_Given instruction:_
Everything in the listing should be restated word for word.

_Dataset entries:_

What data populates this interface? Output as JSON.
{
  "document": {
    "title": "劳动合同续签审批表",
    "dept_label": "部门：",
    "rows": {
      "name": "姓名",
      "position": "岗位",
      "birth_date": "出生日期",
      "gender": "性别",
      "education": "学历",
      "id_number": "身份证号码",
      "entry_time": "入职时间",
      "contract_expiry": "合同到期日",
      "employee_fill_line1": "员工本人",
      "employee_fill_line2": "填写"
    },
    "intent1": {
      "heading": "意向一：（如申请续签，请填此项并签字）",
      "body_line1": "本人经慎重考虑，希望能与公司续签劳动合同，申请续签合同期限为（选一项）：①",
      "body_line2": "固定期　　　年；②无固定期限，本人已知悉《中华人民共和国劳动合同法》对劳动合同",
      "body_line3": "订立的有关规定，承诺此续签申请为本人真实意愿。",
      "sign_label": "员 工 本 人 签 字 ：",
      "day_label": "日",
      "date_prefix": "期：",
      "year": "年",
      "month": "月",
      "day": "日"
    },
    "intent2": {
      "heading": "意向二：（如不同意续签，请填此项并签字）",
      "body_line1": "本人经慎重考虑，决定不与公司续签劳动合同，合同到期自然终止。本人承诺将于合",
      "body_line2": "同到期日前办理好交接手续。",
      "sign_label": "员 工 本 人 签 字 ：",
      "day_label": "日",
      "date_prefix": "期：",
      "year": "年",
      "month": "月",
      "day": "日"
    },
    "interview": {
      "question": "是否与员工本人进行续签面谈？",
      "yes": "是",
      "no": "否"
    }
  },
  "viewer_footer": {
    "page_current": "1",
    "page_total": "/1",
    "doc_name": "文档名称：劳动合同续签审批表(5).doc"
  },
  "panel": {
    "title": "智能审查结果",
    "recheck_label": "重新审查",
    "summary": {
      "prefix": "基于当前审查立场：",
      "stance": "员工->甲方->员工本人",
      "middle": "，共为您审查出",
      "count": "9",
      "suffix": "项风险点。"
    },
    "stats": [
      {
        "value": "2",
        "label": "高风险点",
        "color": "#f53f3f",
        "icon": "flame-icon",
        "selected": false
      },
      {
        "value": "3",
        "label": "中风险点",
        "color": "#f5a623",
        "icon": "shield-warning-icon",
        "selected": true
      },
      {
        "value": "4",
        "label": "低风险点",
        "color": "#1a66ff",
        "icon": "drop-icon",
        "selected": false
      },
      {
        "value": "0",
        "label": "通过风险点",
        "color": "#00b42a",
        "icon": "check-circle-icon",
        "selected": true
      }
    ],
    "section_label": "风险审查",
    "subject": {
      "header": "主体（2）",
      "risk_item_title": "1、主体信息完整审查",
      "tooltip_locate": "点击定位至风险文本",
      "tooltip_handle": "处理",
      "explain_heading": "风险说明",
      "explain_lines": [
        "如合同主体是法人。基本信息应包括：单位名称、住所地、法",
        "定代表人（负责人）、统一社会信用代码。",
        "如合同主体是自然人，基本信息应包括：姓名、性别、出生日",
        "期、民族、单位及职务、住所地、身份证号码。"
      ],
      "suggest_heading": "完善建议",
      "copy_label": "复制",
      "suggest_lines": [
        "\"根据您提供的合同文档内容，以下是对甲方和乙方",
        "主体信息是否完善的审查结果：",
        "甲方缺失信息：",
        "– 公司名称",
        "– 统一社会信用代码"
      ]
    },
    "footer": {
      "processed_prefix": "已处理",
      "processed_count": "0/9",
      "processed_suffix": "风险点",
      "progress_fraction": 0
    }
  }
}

_Task solution:_
What data populates this interface? Output as JSON.
{
  "document": {
    "title": "劳动合同续签审批表",
    "dept_label": "部门：",
    "rows": {
      "name": "姓名",
      "position": "岗位",
      "birth_date": "出生日期",
      "gender": "性别",
      "education": "学历",
      "id_number": "身份证号码",
      "entry_time": "入职时间",
      "contract_expiry": "合同到期日",
      "employee_fill_line1": "员工本人",
      "employee_fill_line2": "填写"
    },
    "intent1": {
      "heading": "意向一：（如申请续签，请填此项并签字）",
      "body_line1": "本人经慎重考虑，希望能与公司续签劳动合同，申请续签合同期限为（选一项）：①",
      "body_line2": "固定期　　　年；②无固定期限，本人已知悉《中华人民共和国劳动合同法》对劳动合同",
      "body_line3": "订立的有关规定，承诺此续签申请为本人真实意愿。",
      "sign_label": "员 工 本 人 签 字 ：",
      "day_label": "日",
      "date_prefix": "期：",
      "year": "年",
      "month": "月",
      "day": "日"
    },
    "intent2": {
      "heading": "意向二：（如不同意续签，请填此项并签字）",
      "body_line1": "本人经慎重考虑，决定不与公司续签劳动合同，合同到期自然终止。本人承诺将于合",
      "body_line2": "同到期日前办理好交接手续。",
      "sign_label": "员 工 本 人 签 字 ：",
      "day_label": "日",
      "date_prefix": "期：",
      "year": "年",
      "month": "月",
      "day": "日"
    },
    "interview": {
      "question": "是否与员工本人进行续签面谈？",
      "yes": "是",
      "no": "否"
    }
  },
  "viewer_footer": {
    "page_current": "1",
    "page_total": "/1",
    "doc_name": "文档名称：劳动合同续签审批表(5).doc"
  },
  "panel": {
    "title": "智能审查结果",
    "recheck_label": "重新审查",
    "summary": {
      "prefix": "基于当前审查立场：",
      "stance": "员工->甲方->员工本人",
      "middle": "，共为您审查出",
      "count": "9",
      "suffix": "项风险点。"
    },
    "stats": [
      {
        "value": "2",
        "label": "高风险点",
        "color": "#f53f3f",
        "icon": "flame-icon",
        "selected": false
      },
      {
        "value": "3",
        "label": "中风险点",
        "color": "#f5a623",
        "icon": "shield-warning-icon",
        "selected": true
      },
      {
        "value": "4",
        "label": "低风险点",
        "color": "#1a66ff",
        "icon": "drop-icon",
        "selected": false
      },
      {
        "value": "0",
        "label": "通过风险点",
        "color": "#00b42a",
        "icon": "check-circle-icon",
        "selected": true
      }
    ],
    "section_label": "风险审查",
    "subject": {
      "header": "主体（2）",
      "risk_item_title": "1、主体信息完整审查",
      "tooltip_locate": "点击定位至风险文本",
      "tooltip_handle": "处理",
      "explain_heading": "风险说明",
      "explain_lines": [
        "如合同主体是法人。基本信息应包括：单位名称、住所地、法",
        "定代表人（负责人）、统一社会信用代码。",
        "如合同主体是自然人，基本信息应包括：姓名、性别、出生日",
        "期、民族、单位及职务、住所地、身份证号码。"
      ],
      "suggest_heading": "完善建议",
      "copy_label": "复制",
      "suggest_lines": [
        "\"根据您提供的合同文档内容，以下是对甲方和乙方",
        "主体信息是否完善的审查结果：",
        "甲方缺失信息：",
        "– 公司名称",
        "– 统一社会信用代码"
      ]
    },
    "footer": {
      "processed_prefix": "已处理",
      "processed_count": "0/9",
      "processed_suffix": "风险点",
      "progress_fraction": 0
    }
  }
}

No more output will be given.